WHAT THE TASK ASKS: Give the number of lines containing "Kapow" in this listing, with no other words.
[START OF DATA SHOWN]
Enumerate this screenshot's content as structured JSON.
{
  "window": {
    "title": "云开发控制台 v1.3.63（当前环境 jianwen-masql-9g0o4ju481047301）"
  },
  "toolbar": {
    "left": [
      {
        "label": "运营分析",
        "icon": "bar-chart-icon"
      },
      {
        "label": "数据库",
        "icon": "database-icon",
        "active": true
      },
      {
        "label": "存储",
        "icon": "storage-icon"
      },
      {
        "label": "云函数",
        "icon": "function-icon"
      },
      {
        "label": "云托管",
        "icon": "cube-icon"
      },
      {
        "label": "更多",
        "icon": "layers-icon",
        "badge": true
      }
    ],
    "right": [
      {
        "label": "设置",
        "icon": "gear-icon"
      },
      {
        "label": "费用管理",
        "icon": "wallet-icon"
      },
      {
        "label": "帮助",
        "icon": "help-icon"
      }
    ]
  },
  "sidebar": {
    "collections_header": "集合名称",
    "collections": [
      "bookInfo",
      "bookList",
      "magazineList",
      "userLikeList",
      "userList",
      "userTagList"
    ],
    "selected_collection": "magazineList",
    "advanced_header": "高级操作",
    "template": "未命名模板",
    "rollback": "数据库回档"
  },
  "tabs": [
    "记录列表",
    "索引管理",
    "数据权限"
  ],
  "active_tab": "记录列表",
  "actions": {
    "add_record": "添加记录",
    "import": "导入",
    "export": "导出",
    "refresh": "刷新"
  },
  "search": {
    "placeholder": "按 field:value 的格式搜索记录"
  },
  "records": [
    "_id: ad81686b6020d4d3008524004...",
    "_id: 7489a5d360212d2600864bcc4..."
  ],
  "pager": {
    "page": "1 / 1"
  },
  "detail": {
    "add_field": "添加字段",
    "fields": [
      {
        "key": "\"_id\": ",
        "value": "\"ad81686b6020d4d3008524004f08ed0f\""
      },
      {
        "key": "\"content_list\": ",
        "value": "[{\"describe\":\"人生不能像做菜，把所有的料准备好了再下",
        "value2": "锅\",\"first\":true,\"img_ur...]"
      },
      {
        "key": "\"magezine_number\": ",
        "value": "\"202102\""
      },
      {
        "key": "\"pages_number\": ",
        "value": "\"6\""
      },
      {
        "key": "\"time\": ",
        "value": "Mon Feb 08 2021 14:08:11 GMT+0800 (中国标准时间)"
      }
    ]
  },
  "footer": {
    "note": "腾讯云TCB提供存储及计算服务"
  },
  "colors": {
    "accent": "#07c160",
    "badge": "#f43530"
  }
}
[END OF DATA SHOWN]
[START OF DATA SHOWN]
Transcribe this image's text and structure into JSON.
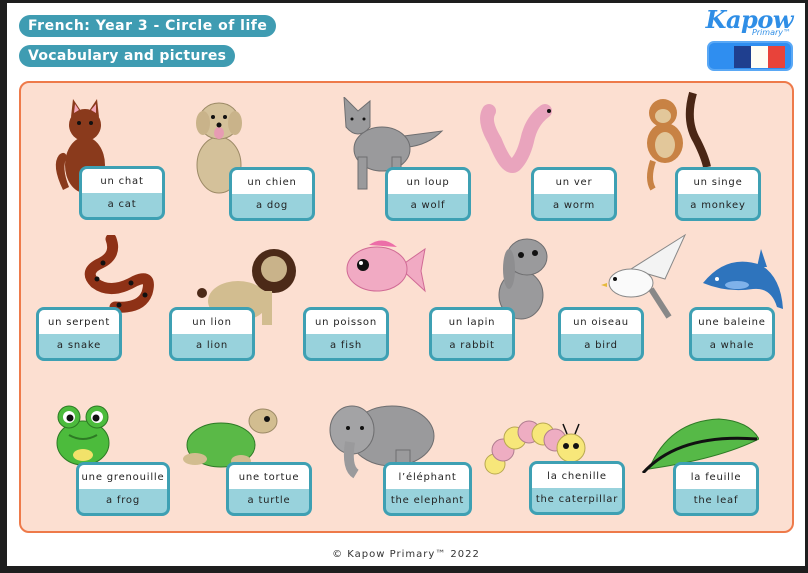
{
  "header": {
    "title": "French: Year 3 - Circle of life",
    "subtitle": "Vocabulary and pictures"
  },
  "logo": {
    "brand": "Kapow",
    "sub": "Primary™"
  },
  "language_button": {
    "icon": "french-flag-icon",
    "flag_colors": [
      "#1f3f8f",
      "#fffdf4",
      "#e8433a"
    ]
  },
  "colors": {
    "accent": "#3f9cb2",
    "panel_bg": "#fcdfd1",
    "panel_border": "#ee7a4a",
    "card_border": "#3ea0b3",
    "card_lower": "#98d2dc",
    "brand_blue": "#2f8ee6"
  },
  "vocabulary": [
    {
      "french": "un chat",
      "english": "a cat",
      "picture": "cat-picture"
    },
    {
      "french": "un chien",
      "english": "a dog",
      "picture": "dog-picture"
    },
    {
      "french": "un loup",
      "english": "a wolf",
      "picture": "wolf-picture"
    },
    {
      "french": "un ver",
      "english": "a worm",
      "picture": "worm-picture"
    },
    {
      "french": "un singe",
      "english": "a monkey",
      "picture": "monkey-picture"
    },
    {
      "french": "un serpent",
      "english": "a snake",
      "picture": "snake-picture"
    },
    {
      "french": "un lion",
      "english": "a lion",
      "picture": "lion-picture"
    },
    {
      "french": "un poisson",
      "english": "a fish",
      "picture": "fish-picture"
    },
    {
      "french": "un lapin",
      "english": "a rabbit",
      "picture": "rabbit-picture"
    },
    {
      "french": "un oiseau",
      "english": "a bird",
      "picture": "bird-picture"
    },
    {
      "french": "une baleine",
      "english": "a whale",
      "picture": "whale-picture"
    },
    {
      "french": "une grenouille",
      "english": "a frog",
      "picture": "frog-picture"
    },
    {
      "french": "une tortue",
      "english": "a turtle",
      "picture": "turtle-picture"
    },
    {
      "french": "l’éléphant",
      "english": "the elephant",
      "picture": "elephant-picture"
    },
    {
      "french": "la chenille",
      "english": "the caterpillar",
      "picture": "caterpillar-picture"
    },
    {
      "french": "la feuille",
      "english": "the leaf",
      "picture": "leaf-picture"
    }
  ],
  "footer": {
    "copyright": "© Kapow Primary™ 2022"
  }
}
[END OF DATA SHOWN]
EXERCISE ANSWER: 2